(Stored dataset items)
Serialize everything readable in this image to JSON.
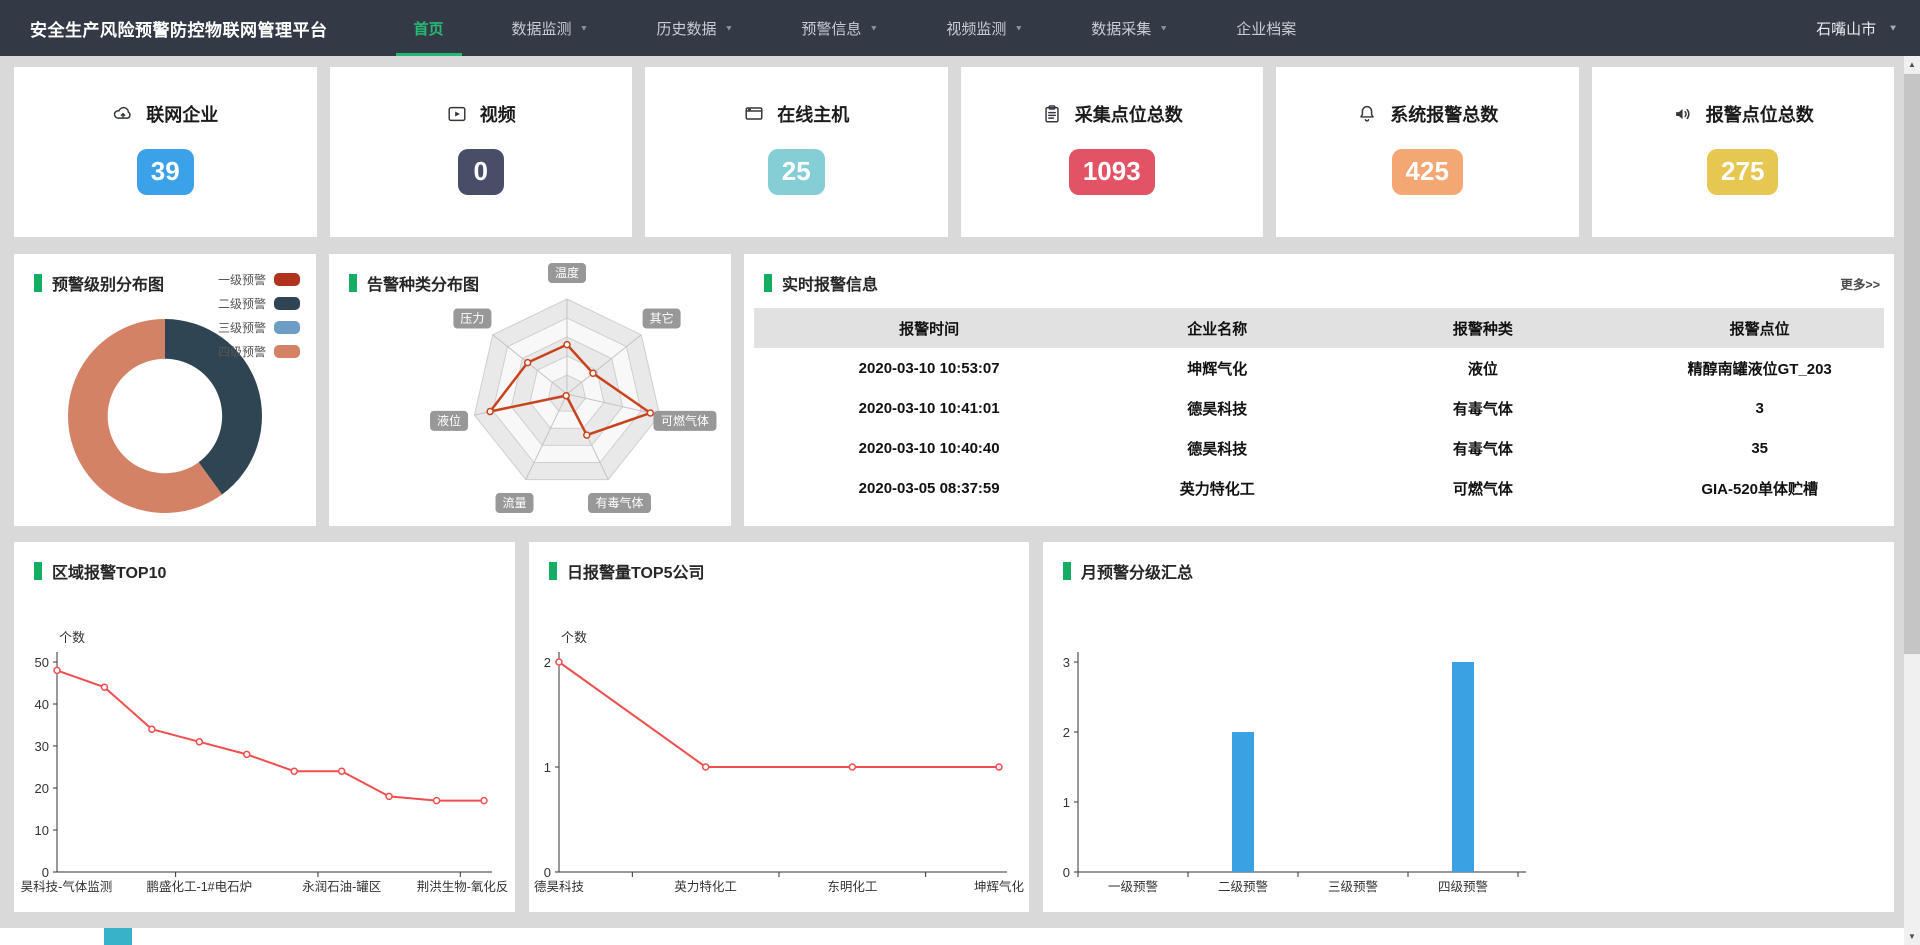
{
  "nav": {
    "title": "安全生产风险预警防控物联网管理平台",
    "items": [
      {
        "label": "首页",
        "active": true,
        "caret": false
      },
      {
        "label": "数据监测",
        "active": false,
        "caret": true
      },
      {
        "label": "历史数据",
        "active": false,
        "caret": true
      },
      {
        "label": "预警信息",
        "active": false,
        "caret": true
      },
      {
        "label": "视频监测",
        "active": false,
        "caret": true
      },
      {
        "label": "数据采集",
        "active": false,
        "caret": true
      },
      {
        "label": "企业档案",
        "active": false,
        "caret": false
      }
    ],
    "region": "石嘴山市"
  },
  "stats": [
    {
      "label": "联网企业",
      "value": "39",
      "color": "#3ba1e8",
      "icon": "cloud-link-icon"
    },
    {
      "label": "视频",
      "value": "0",
      "color": "#484e67",
      "icon": "video-icon"
    },
    {
      "label": "在线主机",
      "value": "25",
      "color": "#85ced6",
      "icon": "host-icon"
    },
    {
      "label": "采集点位总数",
      "value": "1093",
      "color": "#e25365",
      "icon": "clipboard-icon"
    },
    {
      "label": "系统报警总数",
      "value": "425",
      "color": "#f3a773",
      "icon": "bell-icon"
    },
    {
      "label": "报警点位总数",
      "value": "275",
      "color": "#e5c752",
      "icon": "speaker-icon"
    }
  ],
  "realtime": {
    "title": "实时报警信息",
    "more_label": "更多>>",
    "columns": [
      "报警时间",
      "企业名称",
      "报警种类",
      "报警点位"
    ],
    "rows": [
      [
        "2020-03-10 10:53:07",
        "坤辉气化",
        "液位",
        "精醇南罐液位GT_203"
      ],
      [
        "2020-03-10 10:41:01",
        "德昊科技",
        "有毒气体",
        "3"
      ],
      [
        "2020-03-10 10:40:40",
        "德昊科技",
        "有毒气体",
        "35"
      ],
      [
        "2020-03-05 08:37:59",
        "英力特化工",
        "可燃气体",
        "GIA-520单体贮槽"
      ]
    ]
  },
  "chart_data": [
    {
      "id": "warning-level-donut",
      "type": "pie",
      "title": "预警级别分布图",
      "legend": [
        "一级预警",
        "二级预警",
        "三级预警",
        "四级预警"
      ],
      "colors": [
        "#b0331f",
        "#2f4554",
        "#6d9cc4",
        "#d48265"
      ],
      "values": [
        0,
        2,
        0,
        3
      ],
      "legend_position": "right",
      "inner_radius_ratio": 0.59
    },
    {
      "id": "alarm-type-radar",
      "type": "radar",
      "title": "告警种类分布图",
      "indicators": [
        "温度",
        "其它",
        "可燃气体",
        "有毒气体",
        "流量",
        "液位",
        "压力"
      ],
      "values": [
        52,
        35,
        90,
        48,
        2,
        83,
        53
      ],
      "max": 100,
      "levels": 5,
      "line_color": "#c8431c"
    },
    {
      "id": "region-alarm-top10",
      "type": "line",
      "title": "区域报警TOP10",
      "ylabel": "个数",
      "ylim": [
        0,
        50
      ],
      "yticks": [
        0,
        10,
        20,
        30,
        40,
        50
      ],
      "categories": [
        "昊科技-气体监测",
        "",
        "",
        "鹏盛化工-1#电石炉",
        "",
        "",
        "永润石油-罐区",
        "",
        "",
        "荆洪生物-氧化反"
      ],
      "values": [
        48,
        44,
        34,
        31,
        28,
        24,
        24,
        18,
        17,
        17
      ],
      "line_color": "#f04e4e",
      "grid": false
    },
    {
      "id": "daily-alarm-top5",
      "type": "line",
      "title": "日报警量TOP5公司",
      "ylabel": "个数",
      "ylim": [
        0,
        2
      ],
      "yticks": [
        0,
        1,
        2
      ],
      "categories": [
        "德昊科技",
        "英力特化工",
        "东明化工",
        "坤辉气化"
      ],
      "values": [
        2,
        1,
        1,
        1
      ],
      "line_color": "#f04e4e",
      "grid": false
    },
    {
      "id": "monthly-warning-summary",
      "type": "bar",
      "title": "月预警分级汇总",
      "ylabel": "",
      "ylim": [
        0,
        3
      ],
      "yticks": [
        0,
        1,
        2,
        3
      ],
      "categories": [
        "一级预警",
        "二级预警",
        "三级预警",
        "四级预警"
      ],
      "values": [
        0,
        2,
        0,
        3
      ],
      "bar_color": "#3aa1e3",
      "grid": false
    }
  ],
  "footer": {
    "accent_color": "#38b2c9"
  }
}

▶ [Instruction] Repeat the listing in full and exactly. Leave any pictures out.

▶ [Final answer]
Serialize everything readable in this image to JSON.
{
  "nav": {
    "title": "安全生产风险预警防控物联网管理平台",
    "items": [
      {
        "label": "首页",
        "active": true,
        "caret": false
      },
      {
        "label": "数据监测",
        "active": false,
        "caret": true
      },
      {
        "label": "历史数据",
        "active": false,
        "caret": true
      },
      {
        "label": "预警信息",
        "active": false,
        "caret": true
      },
      {
        "label": "视频监测",
        "active": false,
        "caret": true
      },
      {
        "label": "数据采集",
        "active": false,
        "caret": true
      },
      {
        "label": "企业档案",
        "active": false,
        "caret": false
      }
    ],
    "region": "石嘴山市"
  },
  "stats": [
    {
      "label": "联网企业",
      "value": "39",
      "color": "#3ba1e8",
      "icon": "cloud-link-icon"
    },
    {
      "label": "视频",
      "value": "0",
      "color": "#484e67",
      "icon": "video-icon"
    },
    {
      "label": "在线主机",
      "value": "25",
      "color": "#85ced6",
      "icon": "host-icon"
    },
    {
      "label": "采集点位总数",
      "value": "1093",
      "color": "#e25365",
      "icon": "clipboard-icon"
    },
    {
      "label": "系统报警总数",
      "value": "425",
      "color": "#f3a773",
      "icon": "bell-icon"
    },
    {
      "label": "报警点位总数",
      "value": "275",
      "color": "#e5c752",
      "icon": "speaker-icon"
    }
  ],
  "realtime": {
    "title": "实时报警信息",
    "more_label": "更多>>",
    "columns": [
      "报警时间",
      "企业名称",
      "报警种类",
      "报警点位"
    ],
    "rows": [
      [
        "2020-03-10 10:53:07",
        "坤辉气化",
        "液位",
        "精醇南罐液位GT_203"
      ],
      [
        "2020-03-10 10:41:01",
        "德昊科技",
        "有毒气体",
        "3"
      ],
      [
        "2020-03-10 10:40:40",
        "德昊科技",
        "有毒气体",
        "35"
      ],
      [
        "2020-03-05 08:37:59",
        "英力特化工",
        "可燃气体",
        "GIA-520单体贮槽"
      ]
    ]
  },
  "chart_data": [
    {
      "id": "warning-level-donut",
      "type": "pie",
      "title": "预警级别分布图",
      "legend": [
        "一级预警",
        "二级预警",
        "三级预警",
        "四级预警"
      ],
      "colors": [
        "#b0331f",
        "#2f4554",
        "#6d9cc4",
        "#d48265"
      ],
      "values": [
        0,
        2,
        0,
        3
      ],
      "legend_position": "right",
      "inner_radius_ratio": 0.59
    },
    {
      "id": "alarm-type-radar",
      "type": "radar",
      "title": "告警种类分布图",
      "indicators": [
        "温度",
        "其它",
        "可燃气体",
        "有毒气体",
        "流量",
        "液位",
        "压力"
      ],
      "values": [
        52,
        35,
        90,
        48,
        2,
        83,
        53
      ],
      "max": 100,
      "levels": 5,
      "line_color": "#c8431c"
    },
    {
      "id": "region-alarm-top10",
      "type": "line",
      "title": "区域报警TOP10",
      "ylabel": "个数",
      "ylim": [
        0,
        50
      ],
      "yticks": [
        0,
        10,
        20,
        30,
        40,
        50
      ],
      "categories": [
        "昊科技-气体监测",
        "",
        "",
        "鹏盛化工-1#电石炉",
        "",
        "",
        "永润石油-罐区",
        "",
        "",
        "荆洪生物-氧化反"
      ],
      "values": [
        48,
        44,
        34,
        31,
        28,
        24,
        24,
        18,
        17,
        17
      ],
      "line_color": "#f04e4e",
      "grid": false
    },
    {
      "id": "daily-alarm-top5",
      "type": "line",
      "title": "日报警量TOP5公司",
      "ylabel": "个数",
      "ylim": [
        0,
        2
      ],
      "yticks": [
        0,
        1,
        2
      ],
      "categories": [
        "德昊科技",
        "英力特化工",
        "东明化工",
        "坤辉气化"
      ],
      "values": [
        2,
        1,
        1,
        1
      ],
      "line_color": "#f04e4e",
      "grid": false
    },
    {
      "id": "monthly-warning-summary",
      "type": "bar",
      "title": "月预警分级汇总",
      "ylabel": "",
      "ylim": [
        0,
        3
      ],
      "yticks": [
        0,
        1,
        2,
        3
      ],
      "categories": [
        "一级预警",
        "二级预警",
        "三级预警",
        "四级预警"
      ],
      "values": [
        0,
        2,
        0,
        3
      ],
      "bar_color": "#3aa1e3",
      "grid": false
    }
  ],
  "footer": {
    "accent_color": "#38b2c9"
  }
}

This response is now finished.